==== EXCERPTED RECORDS
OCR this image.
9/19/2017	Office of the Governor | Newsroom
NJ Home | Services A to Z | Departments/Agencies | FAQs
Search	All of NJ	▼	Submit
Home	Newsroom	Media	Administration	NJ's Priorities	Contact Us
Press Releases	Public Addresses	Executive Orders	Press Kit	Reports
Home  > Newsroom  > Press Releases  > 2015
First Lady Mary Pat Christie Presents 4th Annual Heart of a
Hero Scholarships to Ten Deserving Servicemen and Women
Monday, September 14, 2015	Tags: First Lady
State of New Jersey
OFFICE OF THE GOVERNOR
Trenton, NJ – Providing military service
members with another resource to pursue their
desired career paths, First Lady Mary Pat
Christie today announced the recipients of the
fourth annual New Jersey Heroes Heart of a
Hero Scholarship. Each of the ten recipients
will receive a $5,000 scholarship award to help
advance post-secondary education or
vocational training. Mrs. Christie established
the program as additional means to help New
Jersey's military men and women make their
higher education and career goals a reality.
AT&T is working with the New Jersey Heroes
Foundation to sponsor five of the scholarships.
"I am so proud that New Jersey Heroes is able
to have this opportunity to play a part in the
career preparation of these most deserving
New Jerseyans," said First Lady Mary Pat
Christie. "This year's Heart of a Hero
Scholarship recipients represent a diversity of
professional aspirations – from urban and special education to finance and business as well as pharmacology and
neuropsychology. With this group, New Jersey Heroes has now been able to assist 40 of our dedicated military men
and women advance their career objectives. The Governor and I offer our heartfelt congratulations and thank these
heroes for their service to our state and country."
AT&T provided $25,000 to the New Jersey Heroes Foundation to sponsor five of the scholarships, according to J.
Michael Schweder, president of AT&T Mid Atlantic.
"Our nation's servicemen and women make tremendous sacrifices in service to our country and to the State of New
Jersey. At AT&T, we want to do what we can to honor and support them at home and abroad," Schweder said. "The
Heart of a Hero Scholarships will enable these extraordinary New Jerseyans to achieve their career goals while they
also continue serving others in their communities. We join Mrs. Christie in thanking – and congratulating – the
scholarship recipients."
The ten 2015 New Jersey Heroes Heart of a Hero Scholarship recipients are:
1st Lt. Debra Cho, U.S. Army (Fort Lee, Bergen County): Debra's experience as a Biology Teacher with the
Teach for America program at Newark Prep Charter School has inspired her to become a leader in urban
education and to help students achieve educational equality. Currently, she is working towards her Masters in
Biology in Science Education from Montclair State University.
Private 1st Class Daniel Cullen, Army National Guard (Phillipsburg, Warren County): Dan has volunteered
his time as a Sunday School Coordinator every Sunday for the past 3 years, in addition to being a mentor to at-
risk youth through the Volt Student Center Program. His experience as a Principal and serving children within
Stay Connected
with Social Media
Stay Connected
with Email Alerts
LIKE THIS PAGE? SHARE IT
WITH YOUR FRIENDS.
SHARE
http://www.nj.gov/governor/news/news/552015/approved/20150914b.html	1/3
========
— WHAT TO PRODUCE —
Tally the lines in this data that hold the word "military" and state only the count.

— OUTPUT FOR THIS TASK —
3